**Task description:**
The records underneath are to be repeated exactly, with the pictures left out.

[Stored entries]

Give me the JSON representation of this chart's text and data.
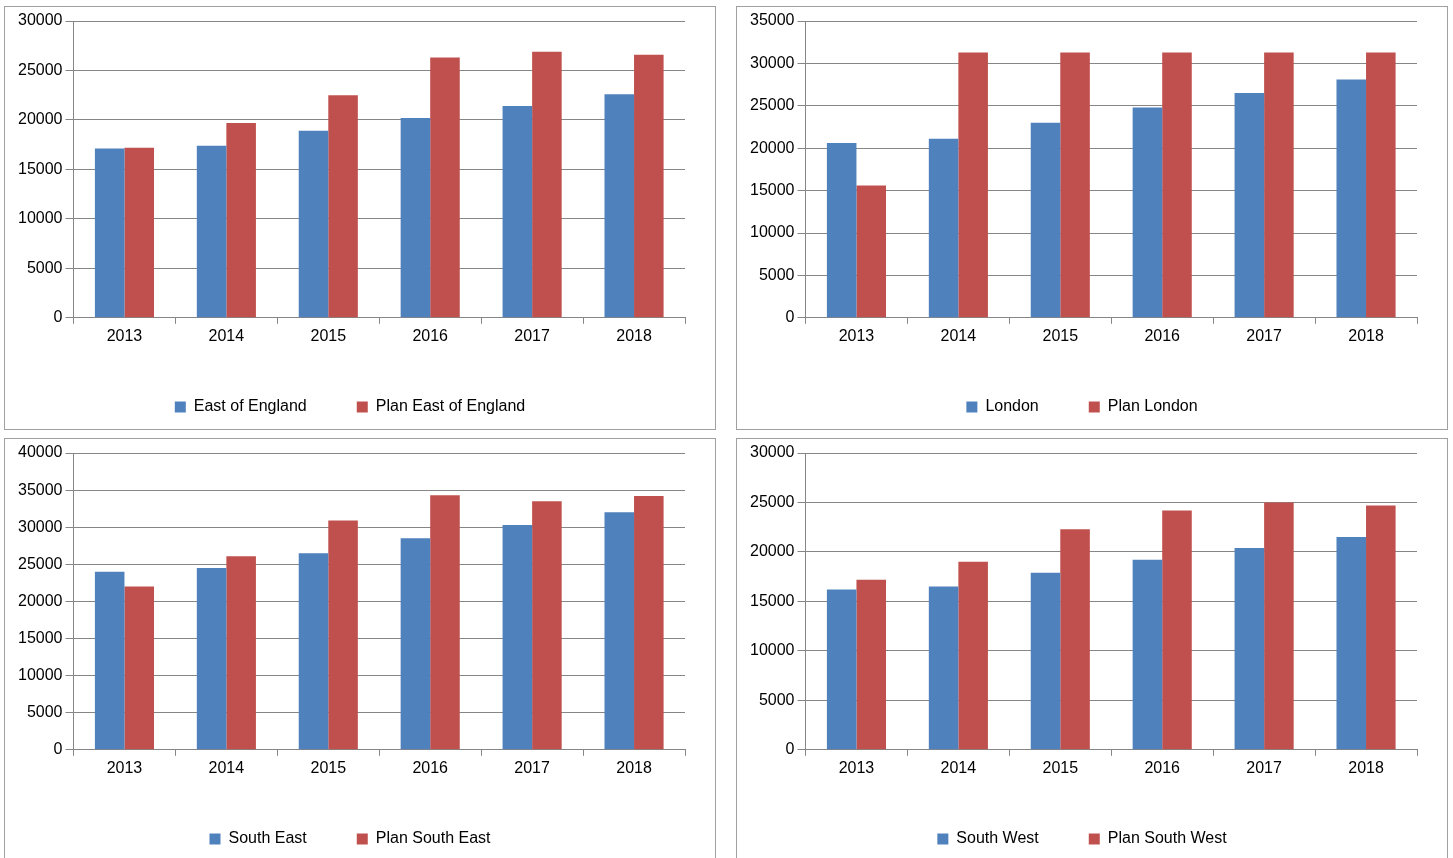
{
  "chart_data": [
    {
      "type": "bar",
      "categories": [
        "2013",
        "2014",
        "2015",
        "2016",
        "2017",
        "2018"
      ],
      "series": [
        {
          "name": "East of England",
          "color": "#4f81bd",
          "values": [
            17100,
            17400,
            18900,
            20200,
            21400,
            22600
          ]
        },
        {
          "name": "Plan East of England",
          "color": "#c0504d",
          "values": [
            17200,
            19700,
            22500,
            26300,
            26900,
            26600
          ]
        }
      ],
      "ylim": [
        0,
        30000
      ],
      "yticks": [
        0,
        5000,
        10000,
        15000,
        20000,
        25000,
        30000
      ],
      "grid": "y",
      "legend": "bottom"
    },
    {
      "type": "bar",
      "categories": [
        "2013",
        "2014",
        "2015",
        "2016",
        "2017",
        "2018"
      ],
      "series": [
        {
          "name": "London",
          "color": "#4f81bd",
          "values": [
            20600,
            21100,
            23000,
            24800,
            26500,
            28100
          ]
        },
        {
          "name": "Plan London",
          "color": "#c0504d",
          "values": [
            15600,
            31300,
            31300,
            31300,
            31300,
            31300
          ]
        }
      ],
      "ylim": [
        0,
        35000
      ],
      "yticks": [
        0,
        5000,
        10000,
        15000,
        20000,
        25000,
        30000,
        35000
      ],
      "grid": "y",
      "legend": "bottom"
    },
    {
      "type": "bar",
      "categories": [
        "2013",
        "2014",
        "2015",
        "2016",
        "2017",
        "2018"
      ],
      "series": [
        {
          "name": "South East",
          "color": "#4f81bd",
          "values": [
            24000,
            24500,
            26500,
            28500,
            30300,
            32000
          ]
        },
        {
          "name": "Plan South East",
          "color": "#c0504d",
          "values": [
            22000,
            26100,
            30900,
            34300,
            33500,
            34200
          ]
        }
      ],
      "ylim": [
        0,
        40000
      ],
      "yticks": [
        0,
        5000,
        10000,
        15000,
        20000,
        25000,
        30000,
        35000,
        40000
      ],
      "grid": "y",
      "legend": "bottom"
    },
    {
      "type": "bar",
      "categories": [
        "2013",
        "2014",
        "2015",
        "2016",
        "2017",
        "2018"
      ],
      "series": [
        {
          "name": "South West",
          "color": "#4f81bd",
          "values": [
            16200,
            16500,
            17900,
            19200,
            20400,
            21500
          ]
        },
        {
          "name": "Plan South West",
          "color": "#c0504d",
          "values": [
            17200,
            19000,
            22300,
            24200,
            25000,
            24700
          ]
        }
      ],
      "ylim": [
        0,
        30000
      ],
      "yticks": [
        0,
        5000,
        10000,
        15000,
        20000,
        25000,
        30000
      ],
      "grid": "y",
      "legend": "bottom"
    }
  ]
}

**Solution to the problem:**
Give me the JSON representation of this chart's text and data.
{
  "chart_data": [
    {
      "type": "bar",
      "categories": [
        "2013",
        "2014",
        "2015",
        "2016",
        "2017",
        "2018"
      ],
      "series": [
        {
          "name": "East of England",
          "color": "#4f81bd",
          "values": [
            17100,
            17400,
            18900,
            20200,
            21400,
            22600
          ]
        },
        {
          "name": "Plan East of England",
          "color": "#c0504d",
          "values": [
            17200,
            19700,
            22500,
            26300,
            26900,
            26600
          ]
        }
      ],
      "ylim": [
        0,
        30000
      ],
      "yticks": [
        0,
        5000,
        10000,
        15000,
        20000,
        25000,
        30000
      ],
      "grid": "y",
      "legend": "bottom"
    },
    {
      "type": "bar",
      "categories": [
        "2013",
        "2014",
        "2015",
        "2016",
        "2017",
        "2018"
      ],
      "series": [
        {
          "name": "London",
          "color": "#4f81bd",
          "values": [
            20600,
            21100,
            23000,
            24800,
            26500,
            28100
          ]
        },
        {
          "name": "Plan London",
          "color": "#c0504d",
          "values": [
            15600,
            31300,
            31300,
            31300,
            31300,
            31300
          ]
        }
      ],
      "ylim": [
        0,
        35000
      ],
      "yticks": [
        0,
        5000,
        10000,
        15000,
        20000,
        25000,
        30000,
        35000
      ],
      "grid": "y",
      "legend": "bottom"
    },
    {
      "type": "bar",
      "categories": [
        "2013",
        "2014",
        "2015",
        "2016",
        "2017",
        "2018"
      ],
      "series": [
        {
          "name": "South East",
          "color": "#4f81bd",
          "values": [
            24000,
            24500,
            26500,
            28500,
            30300,
            32000
          ]
        },
        {
          "name": "Plan South East",
          "color": "#c0504d",
          "values": [
            22000,
            26100,
            30900,
            34300,
            33500,
            34200
          ]
        }
      ],
      "ylim": [
        0,
        40000
      ],
      "yticks": [
        0,
        5000,
        10000,
        15000,
        20000,
        25000,
        30000,
        35000,
        40000
      ],
      "grid": "y",
      "legend": "bottom"
    },
    {
      "type": "bar",
      "categories": [
        "2013",
        "2014",
        "2015",
        "2016",
        "2017",
        "2018"
      ],
      "series": [
        {
          "name": "South West",
          "color": "#4f81bd",
          "values": [
            16200,
            16500,
            17900,
            19200,
            20400,
            21500
          ]
        },
        {
          "name": "Plan South West",
          "color": "#c0504d",
          "values": [
            17200,
            19000,
            22300,
            24200,
            25000,
            24700
          ]
        }
      ],
      "ylim": [
        0,
        30000
      ],
      "yticks": [
        0,
        5000,
        10000,
        15000,
        20000,
        25000,
        30000
      ],
      "grid": "y",
      "legend": "bottom"
    }
  ]
}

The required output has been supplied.